Stored items from a collection —
<<<<

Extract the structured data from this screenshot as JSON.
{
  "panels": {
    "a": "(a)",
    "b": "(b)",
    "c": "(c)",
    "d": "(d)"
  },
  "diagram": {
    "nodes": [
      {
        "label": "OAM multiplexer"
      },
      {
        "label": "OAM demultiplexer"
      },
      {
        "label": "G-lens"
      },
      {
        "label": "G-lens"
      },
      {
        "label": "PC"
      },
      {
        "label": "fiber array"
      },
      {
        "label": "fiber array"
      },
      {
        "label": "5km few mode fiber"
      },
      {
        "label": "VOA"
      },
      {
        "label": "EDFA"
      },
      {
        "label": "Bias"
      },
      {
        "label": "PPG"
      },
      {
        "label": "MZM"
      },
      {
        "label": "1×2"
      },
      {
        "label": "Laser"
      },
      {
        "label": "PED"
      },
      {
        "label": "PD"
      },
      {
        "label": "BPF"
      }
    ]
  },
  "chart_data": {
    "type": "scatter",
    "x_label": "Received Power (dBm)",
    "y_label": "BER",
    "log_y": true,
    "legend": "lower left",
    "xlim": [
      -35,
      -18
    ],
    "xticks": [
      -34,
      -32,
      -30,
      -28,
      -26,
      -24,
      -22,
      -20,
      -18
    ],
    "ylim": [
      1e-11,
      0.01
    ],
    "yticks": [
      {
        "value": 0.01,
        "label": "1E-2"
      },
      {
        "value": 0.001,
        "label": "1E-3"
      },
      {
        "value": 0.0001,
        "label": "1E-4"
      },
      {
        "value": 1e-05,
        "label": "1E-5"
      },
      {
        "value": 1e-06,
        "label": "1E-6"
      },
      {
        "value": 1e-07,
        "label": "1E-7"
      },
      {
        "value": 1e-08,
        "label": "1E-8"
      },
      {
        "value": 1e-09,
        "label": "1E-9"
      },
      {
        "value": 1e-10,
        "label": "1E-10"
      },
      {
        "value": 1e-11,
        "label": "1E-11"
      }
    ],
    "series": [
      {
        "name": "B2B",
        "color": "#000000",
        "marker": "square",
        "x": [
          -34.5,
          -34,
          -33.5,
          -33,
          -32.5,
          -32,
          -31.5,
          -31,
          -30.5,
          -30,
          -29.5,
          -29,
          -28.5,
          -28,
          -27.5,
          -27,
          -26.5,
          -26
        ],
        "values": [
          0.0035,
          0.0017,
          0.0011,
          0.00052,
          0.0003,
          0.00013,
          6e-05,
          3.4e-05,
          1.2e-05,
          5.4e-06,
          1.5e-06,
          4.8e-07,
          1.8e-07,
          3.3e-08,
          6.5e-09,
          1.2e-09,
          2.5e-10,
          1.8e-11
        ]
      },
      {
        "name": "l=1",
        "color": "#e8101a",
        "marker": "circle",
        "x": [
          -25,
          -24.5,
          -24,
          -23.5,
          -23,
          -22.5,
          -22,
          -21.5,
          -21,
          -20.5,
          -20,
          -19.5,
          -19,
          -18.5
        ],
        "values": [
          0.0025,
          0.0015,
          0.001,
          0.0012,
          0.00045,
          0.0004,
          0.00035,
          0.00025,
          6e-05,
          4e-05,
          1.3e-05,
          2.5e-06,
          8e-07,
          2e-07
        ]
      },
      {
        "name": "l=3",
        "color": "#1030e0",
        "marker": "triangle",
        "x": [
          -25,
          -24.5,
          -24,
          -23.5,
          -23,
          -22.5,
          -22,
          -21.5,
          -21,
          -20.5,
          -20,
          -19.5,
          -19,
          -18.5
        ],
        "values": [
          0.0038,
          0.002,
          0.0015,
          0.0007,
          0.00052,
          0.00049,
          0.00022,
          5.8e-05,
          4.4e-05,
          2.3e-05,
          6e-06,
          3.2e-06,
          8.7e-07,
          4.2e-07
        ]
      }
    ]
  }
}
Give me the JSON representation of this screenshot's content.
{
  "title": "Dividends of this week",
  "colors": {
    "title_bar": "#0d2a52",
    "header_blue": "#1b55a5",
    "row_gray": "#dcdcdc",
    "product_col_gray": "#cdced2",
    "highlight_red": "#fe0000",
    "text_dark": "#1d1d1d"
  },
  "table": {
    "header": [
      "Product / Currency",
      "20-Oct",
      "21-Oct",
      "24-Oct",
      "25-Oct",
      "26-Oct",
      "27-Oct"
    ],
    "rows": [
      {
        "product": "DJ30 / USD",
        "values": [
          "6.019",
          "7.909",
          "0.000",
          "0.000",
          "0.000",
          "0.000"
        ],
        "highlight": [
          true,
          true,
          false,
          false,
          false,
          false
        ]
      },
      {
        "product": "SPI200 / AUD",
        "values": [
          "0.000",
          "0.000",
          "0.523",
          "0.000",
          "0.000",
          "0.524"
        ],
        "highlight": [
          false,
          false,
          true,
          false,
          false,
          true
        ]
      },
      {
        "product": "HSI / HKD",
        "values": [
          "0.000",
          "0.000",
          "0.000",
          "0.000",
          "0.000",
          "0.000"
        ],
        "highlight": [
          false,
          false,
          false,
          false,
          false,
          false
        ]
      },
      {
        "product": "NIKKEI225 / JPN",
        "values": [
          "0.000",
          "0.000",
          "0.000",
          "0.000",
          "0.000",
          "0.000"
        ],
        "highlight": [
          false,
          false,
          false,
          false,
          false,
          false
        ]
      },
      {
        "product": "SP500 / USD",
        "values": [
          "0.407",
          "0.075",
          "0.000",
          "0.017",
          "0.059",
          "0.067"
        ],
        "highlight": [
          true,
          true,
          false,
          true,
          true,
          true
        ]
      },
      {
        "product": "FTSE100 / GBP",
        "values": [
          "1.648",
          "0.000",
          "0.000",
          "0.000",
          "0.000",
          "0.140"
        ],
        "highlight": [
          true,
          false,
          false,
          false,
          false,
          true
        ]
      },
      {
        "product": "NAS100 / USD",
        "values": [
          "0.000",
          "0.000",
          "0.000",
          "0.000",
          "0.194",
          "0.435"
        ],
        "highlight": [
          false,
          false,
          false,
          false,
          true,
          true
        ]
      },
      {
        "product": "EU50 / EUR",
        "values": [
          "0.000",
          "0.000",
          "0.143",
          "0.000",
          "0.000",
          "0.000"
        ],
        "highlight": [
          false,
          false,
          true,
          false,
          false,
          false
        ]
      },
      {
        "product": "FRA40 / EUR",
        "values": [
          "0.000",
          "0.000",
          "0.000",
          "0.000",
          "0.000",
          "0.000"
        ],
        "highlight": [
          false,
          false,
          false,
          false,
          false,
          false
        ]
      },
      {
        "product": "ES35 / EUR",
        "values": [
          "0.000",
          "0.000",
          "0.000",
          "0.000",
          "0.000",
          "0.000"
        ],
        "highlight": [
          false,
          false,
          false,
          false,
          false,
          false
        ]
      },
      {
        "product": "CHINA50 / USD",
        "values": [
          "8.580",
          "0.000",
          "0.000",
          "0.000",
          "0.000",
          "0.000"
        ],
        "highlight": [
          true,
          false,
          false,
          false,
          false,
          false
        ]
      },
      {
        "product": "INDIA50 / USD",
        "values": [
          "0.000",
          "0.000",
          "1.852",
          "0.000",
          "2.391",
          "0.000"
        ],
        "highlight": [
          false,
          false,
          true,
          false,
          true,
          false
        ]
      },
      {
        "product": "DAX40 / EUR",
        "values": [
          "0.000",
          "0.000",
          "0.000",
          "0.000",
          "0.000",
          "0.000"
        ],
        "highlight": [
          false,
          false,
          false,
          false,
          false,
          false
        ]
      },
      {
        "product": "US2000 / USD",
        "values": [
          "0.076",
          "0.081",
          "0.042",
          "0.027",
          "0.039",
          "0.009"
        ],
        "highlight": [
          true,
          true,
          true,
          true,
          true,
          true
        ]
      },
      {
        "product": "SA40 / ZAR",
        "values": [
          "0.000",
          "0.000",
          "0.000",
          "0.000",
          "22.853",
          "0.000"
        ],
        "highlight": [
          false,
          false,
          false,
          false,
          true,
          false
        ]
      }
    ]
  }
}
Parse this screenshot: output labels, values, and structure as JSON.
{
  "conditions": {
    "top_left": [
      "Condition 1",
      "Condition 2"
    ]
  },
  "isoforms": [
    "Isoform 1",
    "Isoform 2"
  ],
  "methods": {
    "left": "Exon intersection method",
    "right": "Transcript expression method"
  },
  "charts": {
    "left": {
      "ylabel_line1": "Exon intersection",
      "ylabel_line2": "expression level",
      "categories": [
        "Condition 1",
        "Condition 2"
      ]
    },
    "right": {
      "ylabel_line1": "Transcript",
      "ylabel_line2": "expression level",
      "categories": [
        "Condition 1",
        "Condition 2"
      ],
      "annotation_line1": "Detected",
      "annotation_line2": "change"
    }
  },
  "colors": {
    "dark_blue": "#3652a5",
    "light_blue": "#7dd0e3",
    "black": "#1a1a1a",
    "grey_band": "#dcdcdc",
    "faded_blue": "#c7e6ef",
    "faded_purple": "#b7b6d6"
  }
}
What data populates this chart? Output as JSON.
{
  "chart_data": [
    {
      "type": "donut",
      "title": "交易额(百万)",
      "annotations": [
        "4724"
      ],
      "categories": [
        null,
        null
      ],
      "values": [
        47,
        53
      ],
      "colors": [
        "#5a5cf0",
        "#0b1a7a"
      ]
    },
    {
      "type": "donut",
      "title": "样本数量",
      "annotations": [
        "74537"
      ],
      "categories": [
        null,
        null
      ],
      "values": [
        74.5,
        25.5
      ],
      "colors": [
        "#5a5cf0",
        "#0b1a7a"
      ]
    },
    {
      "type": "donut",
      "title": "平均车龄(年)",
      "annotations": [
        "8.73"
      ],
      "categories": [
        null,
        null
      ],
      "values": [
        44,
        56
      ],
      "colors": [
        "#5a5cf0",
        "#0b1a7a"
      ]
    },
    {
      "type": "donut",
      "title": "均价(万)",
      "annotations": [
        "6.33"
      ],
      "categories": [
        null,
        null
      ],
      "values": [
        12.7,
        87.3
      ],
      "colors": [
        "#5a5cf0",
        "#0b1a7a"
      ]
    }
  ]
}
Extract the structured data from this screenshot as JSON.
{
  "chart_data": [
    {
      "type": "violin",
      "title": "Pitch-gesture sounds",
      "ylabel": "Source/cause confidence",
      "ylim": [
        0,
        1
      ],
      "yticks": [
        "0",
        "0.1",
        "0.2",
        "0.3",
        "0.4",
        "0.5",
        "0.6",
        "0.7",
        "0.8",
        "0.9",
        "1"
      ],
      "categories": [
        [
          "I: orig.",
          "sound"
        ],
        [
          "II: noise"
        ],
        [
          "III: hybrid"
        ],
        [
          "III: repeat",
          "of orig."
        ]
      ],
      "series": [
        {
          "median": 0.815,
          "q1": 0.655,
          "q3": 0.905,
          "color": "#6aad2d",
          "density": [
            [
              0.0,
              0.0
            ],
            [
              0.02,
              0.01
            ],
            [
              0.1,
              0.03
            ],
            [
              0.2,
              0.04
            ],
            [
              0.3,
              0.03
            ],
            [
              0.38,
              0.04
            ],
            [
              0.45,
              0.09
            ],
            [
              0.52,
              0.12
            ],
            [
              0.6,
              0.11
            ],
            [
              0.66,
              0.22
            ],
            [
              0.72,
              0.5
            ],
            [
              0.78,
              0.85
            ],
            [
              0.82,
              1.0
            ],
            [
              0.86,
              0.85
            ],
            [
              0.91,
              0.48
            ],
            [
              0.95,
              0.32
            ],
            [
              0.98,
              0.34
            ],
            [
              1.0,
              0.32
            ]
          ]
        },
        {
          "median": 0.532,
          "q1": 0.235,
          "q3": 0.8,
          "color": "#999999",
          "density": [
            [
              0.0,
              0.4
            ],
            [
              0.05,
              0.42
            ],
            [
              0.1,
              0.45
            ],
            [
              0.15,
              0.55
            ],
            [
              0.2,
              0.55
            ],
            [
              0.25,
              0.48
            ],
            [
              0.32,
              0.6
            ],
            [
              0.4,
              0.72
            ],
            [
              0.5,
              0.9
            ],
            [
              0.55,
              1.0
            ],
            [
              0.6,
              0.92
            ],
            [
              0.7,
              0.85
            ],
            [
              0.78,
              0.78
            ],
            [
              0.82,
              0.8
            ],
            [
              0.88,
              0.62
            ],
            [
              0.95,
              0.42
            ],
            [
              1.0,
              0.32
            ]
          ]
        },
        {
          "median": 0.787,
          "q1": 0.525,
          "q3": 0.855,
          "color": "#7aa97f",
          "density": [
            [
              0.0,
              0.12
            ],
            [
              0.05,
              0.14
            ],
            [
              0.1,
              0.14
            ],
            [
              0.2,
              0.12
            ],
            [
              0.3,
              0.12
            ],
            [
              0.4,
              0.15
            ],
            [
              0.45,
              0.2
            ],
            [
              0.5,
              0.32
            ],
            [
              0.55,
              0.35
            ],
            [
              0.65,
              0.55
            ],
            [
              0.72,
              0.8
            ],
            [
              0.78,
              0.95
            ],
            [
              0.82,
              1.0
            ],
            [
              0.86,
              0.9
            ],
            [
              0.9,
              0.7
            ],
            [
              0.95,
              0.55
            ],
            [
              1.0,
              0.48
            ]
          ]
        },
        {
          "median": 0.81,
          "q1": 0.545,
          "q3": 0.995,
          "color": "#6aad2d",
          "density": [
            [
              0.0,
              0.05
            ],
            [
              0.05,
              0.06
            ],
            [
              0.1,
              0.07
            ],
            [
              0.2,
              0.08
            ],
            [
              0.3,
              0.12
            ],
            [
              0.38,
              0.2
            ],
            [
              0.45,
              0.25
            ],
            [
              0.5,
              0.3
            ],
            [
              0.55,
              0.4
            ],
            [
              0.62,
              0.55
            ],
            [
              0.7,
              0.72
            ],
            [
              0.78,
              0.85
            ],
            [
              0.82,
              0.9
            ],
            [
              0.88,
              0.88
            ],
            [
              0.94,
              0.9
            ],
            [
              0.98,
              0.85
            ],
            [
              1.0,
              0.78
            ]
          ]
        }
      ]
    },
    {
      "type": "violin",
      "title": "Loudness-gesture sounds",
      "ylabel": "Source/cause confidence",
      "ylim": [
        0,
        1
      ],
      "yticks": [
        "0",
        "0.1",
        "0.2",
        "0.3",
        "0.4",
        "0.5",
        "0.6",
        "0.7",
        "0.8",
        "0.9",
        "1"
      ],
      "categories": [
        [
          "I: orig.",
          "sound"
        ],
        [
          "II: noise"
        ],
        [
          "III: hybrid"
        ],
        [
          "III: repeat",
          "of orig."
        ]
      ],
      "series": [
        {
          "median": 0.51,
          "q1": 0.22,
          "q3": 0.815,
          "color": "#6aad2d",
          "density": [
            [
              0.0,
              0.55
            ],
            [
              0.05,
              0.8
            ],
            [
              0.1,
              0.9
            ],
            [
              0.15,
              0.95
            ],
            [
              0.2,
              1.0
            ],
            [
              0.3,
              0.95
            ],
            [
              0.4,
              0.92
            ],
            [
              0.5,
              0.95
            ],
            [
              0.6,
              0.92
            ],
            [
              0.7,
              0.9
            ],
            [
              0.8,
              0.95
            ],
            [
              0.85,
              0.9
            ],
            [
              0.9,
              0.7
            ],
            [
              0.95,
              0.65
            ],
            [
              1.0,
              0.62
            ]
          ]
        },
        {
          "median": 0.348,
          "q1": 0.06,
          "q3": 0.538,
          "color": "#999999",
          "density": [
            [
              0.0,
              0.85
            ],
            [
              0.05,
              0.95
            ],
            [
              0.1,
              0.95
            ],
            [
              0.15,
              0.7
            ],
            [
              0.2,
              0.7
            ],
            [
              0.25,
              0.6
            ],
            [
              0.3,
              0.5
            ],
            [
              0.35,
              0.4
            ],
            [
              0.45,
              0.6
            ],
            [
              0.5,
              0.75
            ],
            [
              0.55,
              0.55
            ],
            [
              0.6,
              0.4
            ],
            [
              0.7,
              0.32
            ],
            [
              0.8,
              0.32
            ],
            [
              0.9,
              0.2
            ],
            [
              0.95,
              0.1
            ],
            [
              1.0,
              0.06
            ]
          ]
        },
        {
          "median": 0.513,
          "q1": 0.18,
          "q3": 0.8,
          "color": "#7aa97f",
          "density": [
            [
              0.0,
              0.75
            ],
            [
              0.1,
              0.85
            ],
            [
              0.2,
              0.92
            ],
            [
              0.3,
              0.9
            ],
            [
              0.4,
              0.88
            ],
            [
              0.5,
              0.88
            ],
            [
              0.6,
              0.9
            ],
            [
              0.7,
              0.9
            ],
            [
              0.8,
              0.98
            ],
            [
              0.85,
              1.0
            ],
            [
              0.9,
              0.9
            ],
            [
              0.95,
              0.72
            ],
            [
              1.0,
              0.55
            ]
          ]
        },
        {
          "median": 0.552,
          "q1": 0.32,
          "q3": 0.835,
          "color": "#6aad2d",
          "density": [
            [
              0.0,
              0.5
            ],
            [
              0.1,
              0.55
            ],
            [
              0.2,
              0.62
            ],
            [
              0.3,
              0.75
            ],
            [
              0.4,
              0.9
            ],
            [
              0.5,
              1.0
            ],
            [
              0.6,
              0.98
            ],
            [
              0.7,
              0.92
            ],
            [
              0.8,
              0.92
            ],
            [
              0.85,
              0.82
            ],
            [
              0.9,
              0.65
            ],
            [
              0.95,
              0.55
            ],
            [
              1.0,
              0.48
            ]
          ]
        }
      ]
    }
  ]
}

>>>>

Problem to work on — From the material given, work out how many lines hold the string "intersection"; state that number and nothing further.

Written solution — 2